Dataset items

** Start **

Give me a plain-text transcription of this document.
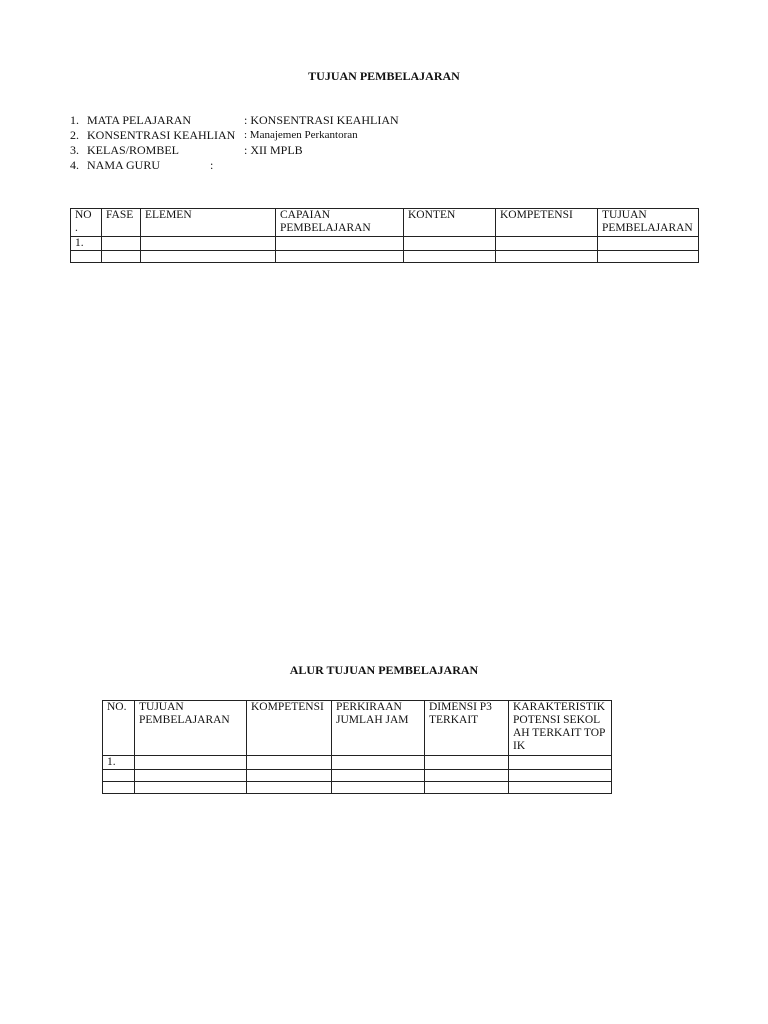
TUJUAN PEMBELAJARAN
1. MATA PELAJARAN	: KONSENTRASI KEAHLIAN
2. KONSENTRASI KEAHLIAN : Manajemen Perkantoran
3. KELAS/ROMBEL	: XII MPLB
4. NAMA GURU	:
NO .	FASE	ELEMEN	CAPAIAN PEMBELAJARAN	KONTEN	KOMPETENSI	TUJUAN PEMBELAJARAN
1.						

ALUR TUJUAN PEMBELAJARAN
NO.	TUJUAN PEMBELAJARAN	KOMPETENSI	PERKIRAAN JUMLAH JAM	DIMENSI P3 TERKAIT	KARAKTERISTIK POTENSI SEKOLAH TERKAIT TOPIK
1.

** End **
** Start **

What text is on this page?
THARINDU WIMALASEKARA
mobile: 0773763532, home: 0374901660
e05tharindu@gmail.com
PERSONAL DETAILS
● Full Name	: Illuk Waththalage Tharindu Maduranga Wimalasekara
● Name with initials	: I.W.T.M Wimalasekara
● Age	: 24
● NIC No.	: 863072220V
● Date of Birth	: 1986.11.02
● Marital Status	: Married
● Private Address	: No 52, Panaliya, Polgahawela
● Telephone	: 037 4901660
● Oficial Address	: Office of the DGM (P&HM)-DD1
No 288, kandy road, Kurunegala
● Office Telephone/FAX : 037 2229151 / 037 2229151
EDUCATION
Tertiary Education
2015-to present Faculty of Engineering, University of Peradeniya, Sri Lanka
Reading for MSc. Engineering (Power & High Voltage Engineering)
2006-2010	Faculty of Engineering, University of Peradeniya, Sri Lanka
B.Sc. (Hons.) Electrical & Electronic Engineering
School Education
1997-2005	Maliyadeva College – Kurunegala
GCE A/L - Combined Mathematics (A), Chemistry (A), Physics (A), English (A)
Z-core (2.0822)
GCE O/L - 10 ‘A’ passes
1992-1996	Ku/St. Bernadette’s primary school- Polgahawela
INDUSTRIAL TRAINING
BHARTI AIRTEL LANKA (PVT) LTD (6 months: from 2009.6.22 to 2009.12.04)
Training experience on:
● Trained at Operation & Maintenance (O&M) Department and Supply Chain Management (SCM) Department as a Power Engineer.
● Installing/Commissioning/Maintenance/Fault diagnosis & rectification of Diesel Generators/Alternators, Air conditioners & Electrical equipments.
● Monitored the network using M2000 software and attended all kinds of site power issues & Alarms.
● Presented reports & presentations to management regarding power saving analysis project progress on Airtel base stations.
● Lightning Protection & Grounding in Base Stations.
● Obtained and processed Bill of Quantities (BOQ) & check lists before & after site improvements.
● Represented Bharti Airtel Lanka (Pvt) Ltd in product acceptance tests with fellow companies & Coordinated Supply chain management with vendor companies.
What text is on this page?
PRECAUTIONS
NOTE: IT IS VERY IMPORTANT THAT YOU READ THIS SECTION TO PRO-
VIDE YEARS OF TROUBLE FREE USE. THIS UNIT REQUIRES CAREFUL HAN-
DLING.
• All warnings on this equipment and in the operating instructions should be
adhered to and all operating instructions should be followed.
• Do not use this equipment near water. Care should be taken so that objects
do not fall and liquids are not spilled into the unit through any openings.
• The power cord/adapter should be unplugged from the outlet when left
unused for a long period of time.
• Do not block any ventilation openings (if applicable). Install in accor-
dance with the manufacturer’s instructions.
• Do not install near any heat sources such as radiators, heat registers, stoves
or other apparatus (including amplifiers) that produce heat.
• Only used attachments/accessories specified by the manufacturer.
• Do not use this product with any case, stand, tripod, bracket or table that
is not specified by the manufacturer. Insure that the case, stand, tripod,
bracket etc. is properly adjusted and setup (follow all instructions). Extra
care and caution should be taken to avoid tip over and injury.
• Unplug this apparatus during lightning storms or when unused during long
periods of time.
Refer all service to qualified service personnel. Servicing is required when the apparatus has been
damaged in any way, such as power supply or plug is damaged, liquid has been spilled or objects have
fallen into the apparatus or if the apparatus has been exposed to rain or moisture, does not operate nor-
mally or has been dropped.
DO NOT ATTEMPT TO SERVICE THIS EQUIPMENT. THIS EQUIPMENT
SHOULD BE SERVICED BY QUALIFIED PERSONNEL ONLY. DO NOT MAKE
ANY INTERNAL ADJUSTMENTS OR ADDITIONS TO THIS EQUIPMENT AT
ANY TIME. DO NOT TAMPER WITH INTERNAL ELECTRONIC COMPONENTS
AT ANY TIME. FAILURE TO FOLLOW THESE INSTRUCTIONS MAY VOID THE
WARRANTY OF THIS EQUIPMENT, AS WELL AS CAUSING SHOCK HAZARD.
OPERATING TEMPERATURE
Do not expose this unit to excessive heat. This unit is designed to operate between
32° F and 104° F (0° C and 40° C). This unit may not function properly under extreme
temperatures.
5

** End **

> _YOUR GOAL_: Search the records above for the string "spilled". Copy every line that contains it.

> _THE RESULT_:
do not fall and liquids are not spilled into the unit through any openings.
damaged in any way, such as power supply or plug is damaged, liquid has been spilled or objects have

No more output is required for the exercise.